Requirements — Copy the passage on how offshore companies are taxed word for word, in full.

If you are living the life of a location-independent entrepreneur, you will sooner or later encounter the possibility to form an offshore company to save on taxes or social security contributions.

But, based on a number of different factors, your new offshore company might be taxed by different countries.

At first we need to distinguish between two types of companies, natural persons and legal entities.

For natural persons, things are pretty easy, they are either taxed in the country they are living in or the country they hold citizenship of (or sometimes both).

So if you register as a sole-proprietor or as a partnership, that business is, in general, taxed in the country where you register it.

For legal entities, we again have to differentiate between pass-through entities and entities that are taxed as an own legal person.

A pass-through entity is basically a corporate tool that often gives you legal protection like a corporation, but taxation passes through to the members of the entity. Examples for this are US LLCs or Canadian Limited Partnerships.

Data rows —
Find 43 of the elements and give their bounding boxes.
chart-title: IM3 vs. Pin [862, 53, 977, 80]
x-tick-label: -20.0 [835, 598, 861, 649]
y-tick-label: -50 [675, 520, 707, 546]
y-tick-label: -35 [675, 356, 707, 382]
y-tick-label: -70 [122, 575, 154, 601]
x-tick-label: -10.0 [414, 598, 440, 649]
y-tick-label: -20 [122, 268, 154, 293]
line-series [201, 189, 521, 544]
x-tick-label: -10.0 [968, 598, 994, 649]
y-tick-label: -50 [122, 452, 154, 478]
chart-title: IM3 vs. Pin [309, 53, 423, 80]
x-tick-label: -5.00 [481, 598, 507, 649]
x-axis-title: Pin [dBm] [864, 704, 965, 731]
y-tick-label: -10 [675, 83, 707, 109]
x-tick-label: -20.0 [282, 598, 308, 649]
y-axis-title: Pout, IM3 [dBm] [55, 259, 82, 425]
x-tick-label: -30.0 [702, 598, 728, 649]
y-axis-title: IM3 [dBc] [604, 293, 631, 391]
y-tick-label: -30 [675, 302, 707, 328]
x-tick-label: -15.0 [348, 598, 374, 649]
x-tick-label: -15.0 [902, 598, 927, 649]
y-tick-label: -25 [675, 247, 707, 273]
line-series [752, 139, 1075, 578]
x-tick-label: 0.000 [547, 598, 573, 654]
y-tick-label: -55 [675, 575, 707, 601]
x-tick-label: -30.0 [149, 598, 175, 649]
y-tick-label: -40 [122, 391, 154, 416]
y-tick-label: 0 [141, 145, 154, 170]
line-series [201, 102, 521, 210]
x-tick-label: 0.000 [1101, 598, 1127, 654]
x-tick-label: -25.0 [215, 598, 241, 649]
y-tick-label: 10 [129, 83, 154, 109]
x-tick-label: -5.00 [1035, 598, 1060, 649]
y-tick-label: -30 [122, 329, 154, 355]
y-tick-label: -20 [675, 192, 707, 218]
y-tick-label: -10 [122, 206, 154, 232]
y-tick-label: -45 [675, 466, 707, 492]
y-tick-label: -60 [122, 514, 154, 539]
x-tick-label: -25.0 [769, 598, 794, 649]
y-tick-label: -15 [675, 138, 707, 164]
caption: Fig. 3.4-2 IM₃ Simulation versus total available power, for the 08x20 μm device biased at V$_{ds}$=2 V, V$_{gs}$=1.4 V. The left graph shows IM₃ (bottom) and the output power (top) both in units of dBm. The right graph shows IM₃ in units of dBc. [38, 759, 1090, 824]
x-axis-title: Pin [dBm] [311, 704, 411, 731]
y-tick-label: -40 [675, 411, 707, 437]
...
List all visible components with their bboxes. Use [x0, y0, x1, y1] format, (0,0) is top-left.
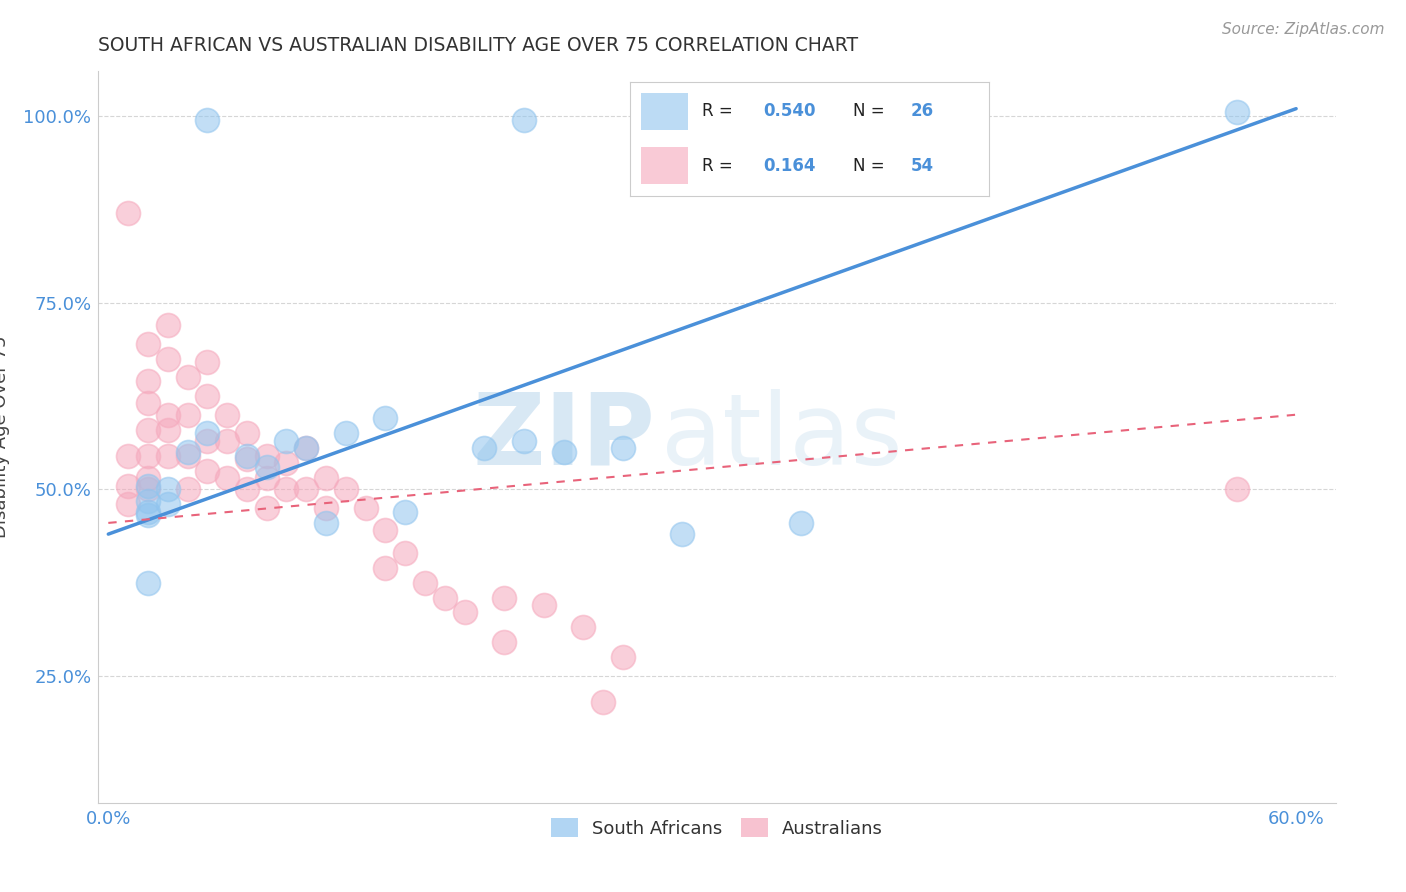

The answer —
If you are living the life of a location-independent entrepreneur, you will sooner or later encounter the possibility to form an offshore company to save on taxes or social security contributions.

But, based on a number of different factors, your new offshore company might be taxed by different countries.

At first we need to distinguish between two types of companies, natural persons and legal entities.

For natural persons, things are pretty easy, they are either taxed in the country they are living in or the country they hold citizenship of (or sometimes both).

So if you register as a sole-proprietor or as a partnership, that business is, in general, taxed in the country where you register it.

For legal entities, we again have to differentiate between pass-through entities and entities that are taxed as an own legal person.

A pass-through entity is basically a corporate tool that often gives you legal protection like a corporation, but taxation passes through to the members of the entity. Examples for this are US LLCs or Canadian Limited Partnerships.